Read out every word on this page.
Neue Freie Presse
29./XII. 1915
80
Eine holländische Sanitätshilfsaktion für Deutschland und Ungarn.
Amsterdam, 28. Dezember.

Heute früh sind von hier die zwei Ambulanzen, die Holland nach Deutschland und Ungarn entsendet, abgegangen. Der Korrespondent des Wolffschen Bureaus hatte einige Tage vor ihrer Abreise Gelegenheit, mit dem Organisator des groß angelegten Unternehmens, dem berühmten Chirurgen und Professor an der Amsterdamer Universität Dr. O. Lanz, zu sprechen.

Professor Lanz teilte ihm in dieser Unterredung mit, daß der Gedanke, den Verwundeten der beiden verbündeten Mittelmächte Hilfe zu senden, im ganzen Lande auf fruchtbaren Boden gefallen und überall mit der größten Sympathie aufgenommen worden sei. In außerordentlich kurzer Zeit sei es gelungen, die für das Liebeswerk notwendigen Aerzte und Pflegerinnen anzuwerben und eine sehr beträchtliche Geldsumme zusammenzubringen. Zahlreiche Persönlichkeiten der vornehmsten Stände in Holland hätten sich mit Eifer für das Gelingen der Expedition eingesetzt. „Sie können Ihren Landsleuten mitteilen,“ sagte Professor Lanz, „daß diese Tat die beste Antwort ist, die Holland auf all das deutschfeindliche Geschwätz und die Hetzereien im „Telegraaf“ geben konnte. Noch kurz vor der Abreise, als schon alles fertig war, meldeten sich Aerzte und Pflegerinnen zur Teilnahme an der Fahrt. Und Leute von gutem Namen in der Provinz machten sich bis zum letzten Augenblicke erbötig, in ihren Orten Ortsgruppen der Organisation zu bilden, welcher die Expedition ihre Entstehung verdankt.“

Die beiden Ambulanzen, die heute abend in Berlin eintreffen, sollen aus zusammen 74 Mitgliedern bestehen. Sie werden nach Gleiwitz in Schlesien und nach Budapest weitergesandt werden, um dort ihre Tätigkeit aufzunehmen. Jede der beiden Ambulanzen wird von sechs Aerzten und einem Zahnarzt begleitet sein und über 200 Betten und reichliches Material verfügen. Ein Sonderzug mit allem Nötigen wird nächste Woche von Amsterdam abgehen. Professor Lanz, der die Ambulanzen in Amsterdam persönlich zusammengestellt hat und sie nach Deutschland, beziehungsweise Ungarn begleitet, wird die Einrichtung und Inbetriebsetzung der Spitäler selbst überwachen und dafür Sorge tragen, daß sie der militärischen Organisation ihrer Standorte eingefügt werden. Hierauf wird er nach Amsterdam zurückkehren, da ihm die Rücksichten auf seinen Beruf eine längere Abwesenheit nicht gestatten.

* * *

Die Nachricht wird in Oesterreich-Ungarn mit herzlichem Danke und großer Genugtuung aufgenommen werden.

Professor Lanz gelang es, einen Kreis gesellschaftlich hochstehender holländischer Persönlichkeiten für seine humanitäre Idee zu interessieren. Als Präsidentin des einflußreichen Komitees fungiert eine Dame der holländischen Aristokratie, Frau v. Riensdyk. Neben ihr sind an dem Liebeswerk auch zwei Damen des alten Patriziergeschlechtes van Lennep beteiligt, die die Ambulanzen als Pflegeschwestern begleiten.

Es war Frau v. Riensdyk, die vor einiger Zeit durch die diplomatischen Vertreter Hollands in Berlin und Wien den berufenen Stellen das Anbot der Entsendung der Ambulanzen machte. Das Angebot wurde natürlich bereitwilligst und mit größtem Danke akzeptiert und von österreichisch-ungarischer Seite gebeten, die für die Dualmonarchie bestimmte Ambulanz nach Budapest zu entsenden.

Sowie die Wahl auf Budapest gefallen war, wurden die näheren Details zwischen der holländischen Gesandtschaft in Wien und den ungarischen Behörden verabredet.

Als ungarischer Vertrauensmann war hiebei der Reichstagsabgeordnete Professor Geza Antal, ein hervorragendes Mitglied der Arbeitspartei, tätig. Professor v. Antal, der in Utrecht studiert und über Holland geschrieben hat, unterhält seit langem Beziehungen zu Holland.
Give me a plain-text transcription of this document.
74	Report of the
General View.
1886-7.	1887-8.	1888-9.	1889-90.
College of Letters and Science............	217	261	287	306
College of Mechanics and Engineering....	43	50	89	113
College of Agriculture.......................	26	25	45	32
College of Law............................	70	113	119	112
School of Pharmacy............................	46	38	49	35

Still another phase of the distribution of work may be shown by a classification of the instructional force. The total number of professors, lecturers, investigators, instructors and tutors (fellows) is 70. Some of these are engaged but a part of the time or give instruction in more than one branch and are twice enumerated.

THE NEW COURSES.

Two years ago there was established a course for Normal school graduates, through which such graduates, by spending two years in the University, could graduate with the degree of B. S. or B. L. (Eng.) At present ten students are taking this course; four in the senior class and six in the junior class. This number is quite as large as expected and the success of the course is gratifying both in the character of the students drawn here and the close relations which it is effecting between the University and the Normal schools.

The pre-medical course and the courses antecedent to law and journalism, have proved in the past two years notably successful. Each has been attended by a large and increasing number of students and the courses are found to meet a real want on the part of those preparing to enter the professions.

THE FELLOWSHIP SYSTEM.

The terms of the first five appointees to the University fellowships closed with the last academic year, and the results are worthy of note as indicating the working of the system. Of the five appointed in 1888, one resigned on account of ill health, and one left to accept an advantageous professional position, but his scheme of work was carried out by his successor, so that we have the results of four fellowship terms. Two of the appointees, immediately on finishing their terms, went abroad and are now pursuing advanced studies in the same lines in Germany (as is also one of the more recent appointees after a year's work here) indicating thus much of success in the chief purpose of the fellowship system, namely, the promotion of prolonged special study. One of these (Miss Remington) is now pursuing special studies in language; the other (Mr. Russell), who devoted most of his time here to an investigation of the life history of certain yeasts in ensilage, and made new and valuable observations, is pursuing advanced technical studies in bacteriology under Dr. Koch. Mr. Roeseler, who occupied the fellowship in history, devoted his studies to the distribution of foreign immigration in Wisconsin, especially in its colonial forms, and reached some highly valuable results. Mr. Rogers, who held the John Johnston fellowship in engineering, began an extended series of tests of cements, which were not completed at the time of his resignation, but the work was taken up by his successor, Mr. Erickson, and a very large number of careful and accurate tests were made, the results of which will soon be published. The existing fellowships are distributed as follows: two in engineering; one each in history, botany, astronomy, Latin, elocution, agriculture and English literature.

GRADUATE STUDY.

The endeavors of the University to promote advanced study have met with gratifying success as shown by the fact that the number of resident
.....
What to work on: Each line holding "holländischen" in the records should be copied out.

Task answer:
Professor Lanz gelang es, einen Kreis gesellschaftlich hochstehender holländischer Persönlichkeiten für seine humanitäre Idee zu interessieren. Als Präsidentin des einflußreichen Komitees fungiert eine Dame der holländischen Aristokratie, Frau v. Riensdyk. Neben ihr sind an dem Liebeswerk auch zwei Damen des alten Patriziergeschlechtes van Lennep beteiligt, die die Ambulanzen als Pflegeschwestern begleiten.
Sowie die Wahl auf Budapest gefallen war, wurden die näheren Details zwischen der holländischen Gesandtschaft in Wien und den ungarischen Behörden verabredet.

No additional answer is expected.